(Saved data entries)
■ ■ ■ ■ ■ ■ ■

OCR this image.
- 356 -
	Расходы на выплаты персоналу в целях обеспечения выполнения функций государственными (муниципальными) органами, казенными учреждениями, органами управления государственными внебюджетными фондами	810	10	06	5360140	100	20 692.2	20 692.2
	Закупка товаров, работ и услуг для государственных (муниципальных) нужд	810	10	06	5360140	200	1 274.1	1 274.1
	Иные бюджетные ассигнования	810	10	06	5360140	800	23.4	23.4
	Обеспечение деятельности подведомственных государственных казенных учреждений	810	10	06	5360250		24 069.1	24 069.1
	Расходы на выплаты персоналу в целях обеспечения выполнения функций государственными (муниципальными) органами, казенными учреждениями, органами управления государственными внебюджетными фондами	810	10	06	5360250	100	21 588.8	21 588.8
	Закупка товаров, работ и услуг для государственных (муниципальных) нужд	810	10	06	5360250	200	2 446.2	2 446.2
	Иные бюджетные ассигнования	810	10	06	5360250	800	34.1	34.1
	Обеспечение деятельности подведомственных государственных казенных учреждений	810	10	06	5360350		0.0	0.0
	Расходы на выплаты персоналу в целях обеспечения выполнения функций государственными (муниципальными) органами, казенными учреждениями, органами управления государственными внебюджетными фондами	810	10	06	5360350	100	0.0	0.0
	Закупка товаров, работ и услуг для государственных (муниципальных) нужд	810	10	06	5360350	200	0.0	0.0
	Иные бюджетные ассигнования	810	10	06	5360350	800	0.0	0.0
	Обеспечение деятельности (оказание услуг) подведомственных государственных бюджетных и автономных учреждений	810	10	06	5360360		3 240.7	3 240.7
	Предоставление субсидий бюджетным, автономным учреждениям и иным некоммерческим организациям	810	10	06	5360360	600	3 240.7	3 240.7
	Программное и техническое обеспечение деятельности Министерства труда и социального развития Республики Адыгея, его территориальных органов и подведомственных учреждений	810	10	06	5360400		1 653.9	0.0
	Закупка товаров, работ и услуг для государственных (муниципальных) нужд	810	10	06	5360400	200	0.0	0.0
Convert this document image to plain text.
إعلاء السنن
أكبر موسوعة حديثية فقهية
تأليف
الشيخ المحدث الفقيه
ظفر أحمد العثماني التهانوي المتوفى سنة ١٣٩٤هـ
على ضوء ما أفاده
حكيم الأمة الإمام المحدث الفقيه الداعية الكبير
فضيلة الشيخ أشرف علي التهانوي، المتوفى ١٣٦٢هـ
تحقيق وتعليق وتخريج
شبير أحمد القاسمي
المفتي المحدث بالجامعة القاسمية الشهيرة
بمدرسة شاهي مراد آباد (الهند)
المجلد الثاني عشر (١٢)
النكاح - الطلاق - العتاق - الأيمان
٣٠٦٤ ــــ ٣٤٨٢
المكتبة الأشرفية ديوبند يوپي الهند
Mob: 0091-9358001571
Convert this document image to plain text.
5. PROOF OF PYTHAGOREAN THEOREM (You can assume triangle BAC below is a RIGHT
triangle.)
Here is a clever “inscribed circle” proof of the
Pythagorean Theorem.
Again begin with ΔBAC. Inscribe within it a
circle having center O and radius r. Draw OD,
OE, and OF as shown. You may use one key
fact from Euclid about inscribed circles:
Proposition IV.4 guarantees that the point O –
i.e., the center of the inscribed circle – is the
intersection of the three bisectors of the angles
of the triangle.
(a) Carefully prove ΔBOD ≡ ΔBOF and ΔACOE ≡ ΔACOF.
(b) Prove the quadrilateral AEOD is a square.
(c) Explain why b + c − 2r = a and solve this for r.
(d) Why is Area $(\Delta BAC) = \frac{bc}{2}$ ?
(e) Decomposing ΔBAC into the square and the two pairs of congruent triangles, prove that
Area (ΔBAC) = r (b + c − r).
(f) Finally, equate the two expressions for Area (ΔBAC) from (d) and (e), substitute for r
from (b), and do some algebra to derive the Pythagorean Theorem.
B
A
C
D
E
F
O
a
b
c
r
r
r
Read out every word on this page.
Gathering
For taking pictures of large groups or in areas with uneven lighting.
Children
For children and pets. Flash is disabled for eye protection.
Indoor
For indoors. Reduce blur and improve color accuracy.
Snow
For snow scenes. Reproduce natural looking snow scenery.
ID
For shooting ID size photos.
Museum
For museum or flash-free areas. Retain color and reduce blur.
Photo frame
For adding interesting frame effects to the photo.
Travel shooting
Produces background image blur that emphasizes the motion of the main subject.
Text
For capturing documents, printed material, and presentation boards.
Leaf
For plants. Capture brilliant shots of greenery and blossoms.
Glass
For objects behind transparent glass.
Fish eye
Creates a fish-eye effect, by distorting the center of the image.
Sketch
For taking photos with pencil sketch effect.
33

■ ■ ■ ■ ■ ■ ■

INSTRUCTIONS TO FOLLOW>
Set down the listing in full, keeping every word exactly as it is.

FULL SOLUTION>
OCR this image.
- 356 -
	Расходы на выплаты персоналу в целях обеспечения выполнения функций государственными (муниципальными) органами, казенными учреждениями, органами управления государственными внебюджетными фондами	810	10	06	5360140	100	20 692.2	20 692.2
	Закупка товаров, работ и услуг для государственных (муниципальных) нужд	810	10	06	5360140	200	1 274.1	1 274.1
	Иные бюджетные ассигнования	810	10	06	5360140	800	23.4	23.4
	Обеспечение деятельности подведомственных государственных казенных учреждений	810	10	06	5360250		24 069.1	24 069.1
	Расходы на выплаты персоналу в целях обеспечения выполнения функций государственными (муниципальными) органами, казенными учреждениями, органами управления государственными внебюджетными фондами	810	10	06	5360250	100	21 588.8	21 588.8
	Закупка товаров, работ и услуг для государственных (муниципальных) нужд	810	10	06	5360250	200	2 446.2	2 446.2
	Иные бюджетные ассигнования	810	10	06	5360250	800	34.1	34.1
	Обеспечение деятельности подведомственных государственных казенных учреждений	810	10	06	5360350		0.0	0.0
	Расходы на выплаты персоналу в целях обеспечения выполнения функций государственными (муниципальными) органами, казенными учреждениями, органами управления государственными внебюджетными фондами	810	10	06	5360350	100	0.0	0.0
	Закупка товаров, работ и услуг для государственных (муниципальных) нужд	810	10	06	5360350	200	0.0	0.0
	Иные бюджетные ассигнования	810	10	06	5360350	800	0.0	0.0
	Обеспечение деятельности (оказание услуг) подведомственных государственных бюджетных и автономных учреждений	810	10	06	5360360		3 240.7	3 240.7
	Предоставление субсидий бюджетным, автономным учреждениям и иным некоммерческим организациям	810	10	06	5360360	600	3 240.7	3 240.7
	Программное и техническое обеспечение деятельности Министерства труда и социального развития Республики Адыгея, его территориальных органов и подведомственных учреждений	810	10	06	5360400		1 653.9	0.0
	Закупка товаров, работ и услуг для государственных (муниципальных) нужд	810	10	06	5360400	200	0.0	0.0
Convert this document image to plain text.
إعلاء السنن
أكبر موسوعة حديثية فقهية
تأليف
الشيخ المحدث الفقيه
ظفر أحمد العثماني التهانوي المتوفى سنة ١٣٩٤هـ
على ضوء ما أفاده
حكيم الأمة الإمام المحدث الفقيه الداعية الكبير
فضيلة الشيخ أشرف علي التهانوي، المتوفى ١٣٦٢هـ
تحقيق وتعليق وتخريج
شبير أحمد القاسمي
المفتي المحدث بالجامعة القاسمية الشهيرة
بمدرسة شاهي مراد آباد (الهند)
المجلد الثاني عشر (١٢)
النكاح - الطلاق - العتاق - الأيمان
٣٠٦٤ ــــ ٣٤٨٢
المكتبة الأشرفية ديوبند يوپي الهند
Mob: 0091-9358001571
Convert this document image to plain text.
5. PROOF OF PYTHAGOREAN THEOREM (You can assume triangle BAC below is a RIGHT
triangle.)
Here is a clever “inscribed circle” proof of the
Pythagorean Theorem.
Again begin with ΔBAC. Inscribe within it a
circle having center O and radius r. Draw OD,
OE, and OF as shown. You may use one key
fact from Euclid about inscribed circles:
Proposition IV.4 guarantees that the point O –
i.e., the center of the inscribed circle – is the
intersection of the three bisectors of the angles
of the triangle.
(a) Carefully prove ΔBOD ≡ ΔBOF and ΔACOE ≡ ΔACOF.
(b) Prove the quadrilateral AEOD is a square.
(c) Explain why b + c − 2r = a and solve this for r.
(d) Why is Area $(\Delta BAC) = \frac{bc}{2}$ ?
(e) Decomposing ΔBAC into the square and the two pairs of congruent triangles, prove that
Area (ΔBAC) = r (b + c − r).
(f) Finally, equate the two expressions for Area (ΔBAC) from (d) and (e), substitute for r
from (b), and do some algebra to derive the Pythagorean Theorem.
B
A
C
D
E
F
O
a
b
c
r
r
r
Read out every word on this page.
Gathering
For taking pictures of large groups or in areas with uneven lighting.
Children
For children and pets. Flash is disabled for eye protection.
Indoor
For indoors. Reduce blur and improve color accuracy.
Snow
For snow scenes. Reproduce natural looking snow scenery.
ID
For shooting ID size photos.
Museum
For museum or flash-free areas. Retain color and reduce blur.
Photo frame
For adding interesting frame effects to the photo.
Travel shooting
Produces background image blur that emphasizes the motion of the main subject.
Text
For capturing documents, printed material, and presentation boards.
Leaf
For plants. Capture brilliant shots of greenery and blossoms.
Glass
For objects behind transparent glass.
Fish eye
Creates a fish-eye effect, by distorting the center of the image.
Sketch
For taking photos with pencil sketch effect.
33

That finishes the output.